**STATED PROBLEM**
Copy the data exactly; pictures stay out of the copy.

[Start SOURCE MATERIAL]

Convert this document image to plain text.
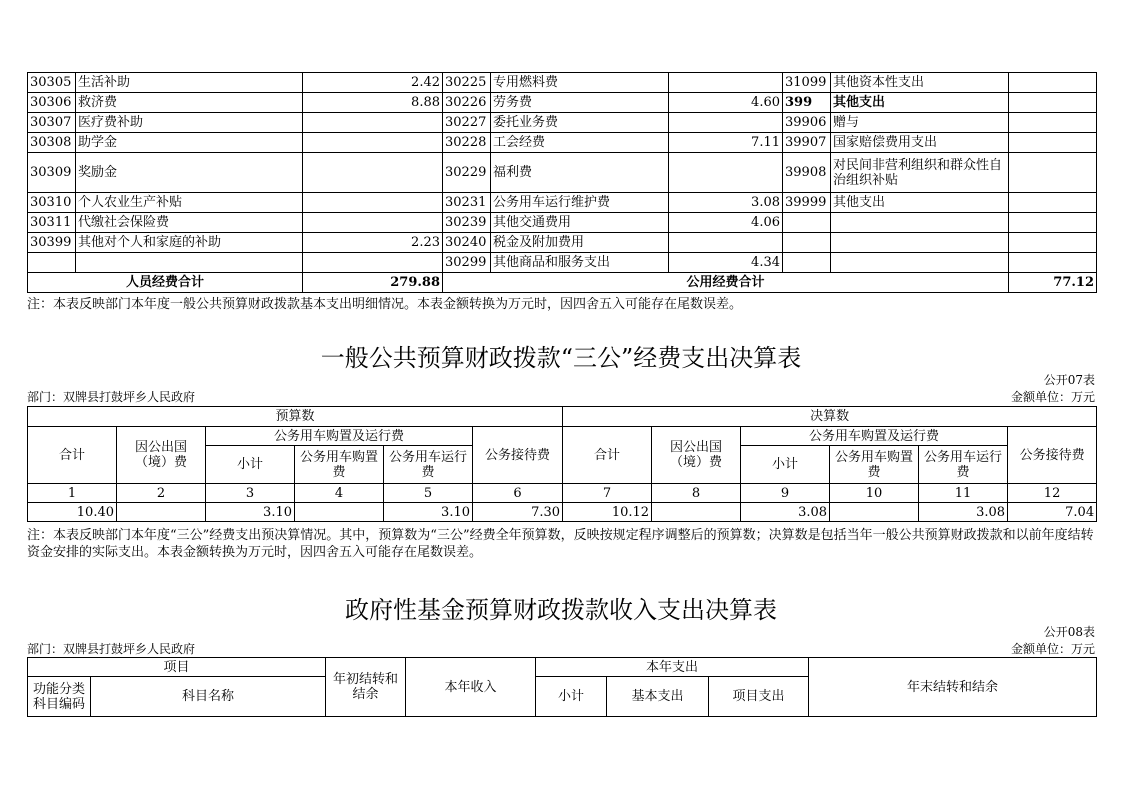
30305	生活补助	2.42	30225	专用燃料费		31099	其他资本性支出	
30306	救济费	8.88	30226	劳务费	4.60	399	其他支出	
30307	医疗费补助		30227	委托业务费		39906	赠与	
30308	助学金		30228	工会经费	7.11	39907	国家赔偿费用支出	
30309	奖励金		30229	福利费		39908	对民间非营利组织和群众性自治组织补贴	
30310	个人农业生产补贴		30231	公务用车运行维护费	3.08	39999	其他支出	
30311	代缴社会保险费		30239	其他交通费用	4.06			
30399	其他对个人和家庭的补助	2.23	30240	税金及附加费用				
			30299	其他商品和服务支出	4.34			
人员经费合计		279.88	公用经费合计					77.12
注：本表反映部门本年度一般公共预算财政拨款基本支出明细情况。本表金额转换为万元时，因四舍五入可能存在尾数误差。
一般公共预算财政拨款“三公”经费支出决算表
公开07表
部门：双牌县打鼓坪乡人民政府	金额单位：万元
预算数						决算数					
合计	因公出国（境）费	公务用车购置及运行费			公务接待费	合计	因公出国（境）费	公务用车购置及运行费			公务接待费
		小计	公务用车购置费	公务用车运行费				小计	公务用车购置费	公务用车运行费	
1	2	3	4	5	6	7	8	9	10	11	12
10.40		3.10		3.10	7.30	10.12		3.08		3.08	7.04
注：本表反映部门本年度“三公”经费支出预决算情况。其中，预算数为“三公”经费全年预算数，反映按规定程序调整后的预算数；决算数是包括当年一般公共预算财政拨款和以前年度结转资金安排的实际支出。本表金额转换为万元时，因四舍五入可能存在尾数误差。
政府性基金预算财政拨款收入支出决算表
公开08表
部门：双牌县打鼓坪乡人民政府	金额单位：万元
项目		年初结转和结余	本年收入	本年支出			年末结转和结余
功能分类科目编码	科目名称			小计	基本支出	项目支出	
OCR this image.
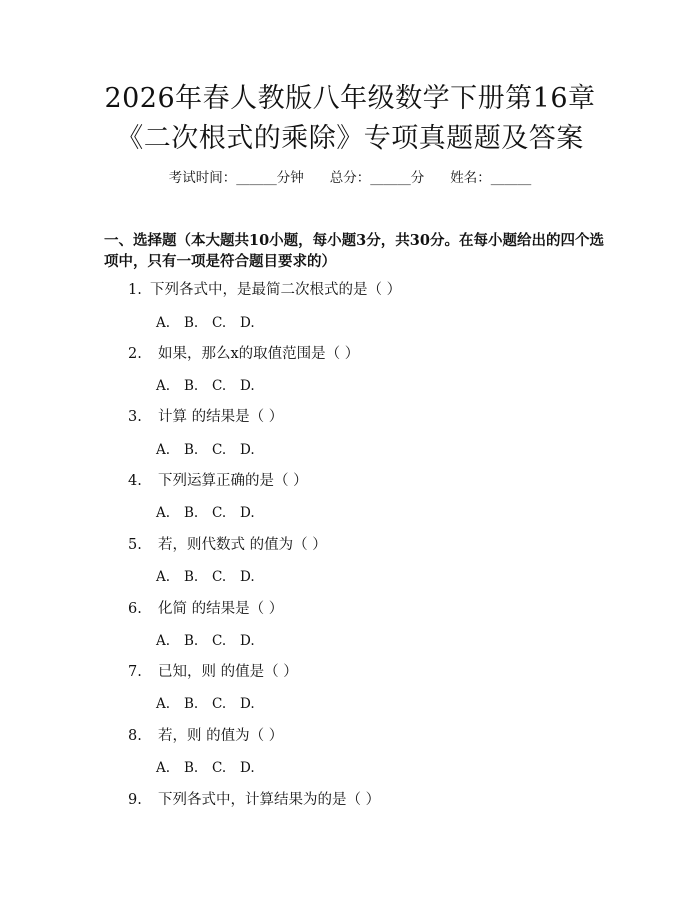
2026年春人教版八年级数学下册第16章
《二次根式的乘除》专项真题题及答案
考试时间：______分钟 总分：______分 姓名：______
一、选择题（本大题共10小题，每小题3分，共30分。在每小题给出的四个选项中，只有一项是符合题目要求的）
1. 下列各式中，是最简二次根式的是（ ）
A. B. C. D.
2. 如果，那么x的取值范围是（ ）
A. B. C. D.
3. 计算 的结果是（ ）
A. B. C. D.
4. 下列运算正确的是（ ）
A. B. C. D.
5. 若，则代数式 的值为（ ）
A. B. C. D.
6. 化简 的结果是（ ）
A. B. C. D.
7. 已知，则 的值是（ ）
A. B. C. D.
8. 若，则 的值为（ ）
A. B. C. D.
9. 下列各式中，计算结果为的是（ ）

[End SOURCE MATERIAL]

**TASK RESULT**
Convert this document image to plain text.
30305	生活补助	2.42	30225	专用燃料费		31099	其他资本性支出	
30306	救济费	8.88	30226	劳务费	4.60	399	其他支出	
30307	医疗费补助		30227	委托业务费		39906	赠与	
30308	助学金		30228	工会经费	7.11	39907	国家赔偿费用支出	
30309	奖励金		30229	福利费		39908	对民间非营利组织和群众性自治组织补贴	
30310	个人农业生产补贴		30231	公务用车运行维护费	3.08	39999	其他支出	
30311	代缴社会保险费		30239	其他交通费用	4.06			
30399	其他对个人和家庭的补助	2.23	30240	税金及附加费用				
			30299	其他商品和服务支出	4.34			
人员经费合计		279.88	公用经费合计					77.12
注：本表反映部门本年度一般公共预算财政拨款基本支出明细情况。本表金额转换为万元时，因四舍五入可能存在尾数误差。
一般公共预算财政拨款“三公”经费支出决算表
公开07表
部门：双牌县打鼓坪乡人民政府	金额单位：万元
预算数						决算数					
合计	因公出国（境）费	公务用车购置及运行费			公务接待费	合计	因公出国（境）费	公务用车购置及运行费			公务接待费
		小计	公务用车购置费	公务用车运行费				小计	公务用车购置费	公务用车运行费	
1	2	3	4	5	6	7	8	9	10	11	12
10.40		3.10		3.10	7.30	10.12		3.08		3.08	7.04
注：本表反映部门本年度“三公”经费支出预决算情况。其中，预算数为“三公”经费全年预算数，反映按规定程序调整后的预算数；决算数是包括当年一般公共预算财政拨款和以前年度结转资金安排的实际支出。本表金额转换为万元时，因四舍五入可能存在尾数误差。
政府性基金预算财政拨款收入支出决算表
公开08表
部门：双牌县打鼓坪乡人民政府	金额单位：万元
项目		年初结转和结余	本年收入	本年支出			年末结转和结余
功能分类科目编码	科目名称			小计	基本支出	项目支出	
OCR this image.
2026年春人教版八年级数学下册第16章
《二次根式的乘除》专项真题题及答案
考试时间：______分钟 总分：______分 姓名：______
一、选择题（本大题共10小题，每小题3分，共30分。在每小题给出的四个选项中，只有一项是符合题目要求的）
1. 下列各式中，是最简二次根式的是（ ）
A. B. C. D.
2. 如果，那么x的取值范围是（ ）
A. B. C. D.
3. 计算 的结果是（ ）
A. B. C. D.
4. 下列运算正确的是（ ）
A. B. C. D.
5. 若，则代数式 的值为（ ）
A. B. C. D.
6. 化简 的结果是（ ）
A. B. C. D.
7. 已知，则 的值是（ ）
A. B. C. D.
8. 若，则 的值为（ ）
A. B. C. D.
9. 下列各式中，计算结果为的是（ ）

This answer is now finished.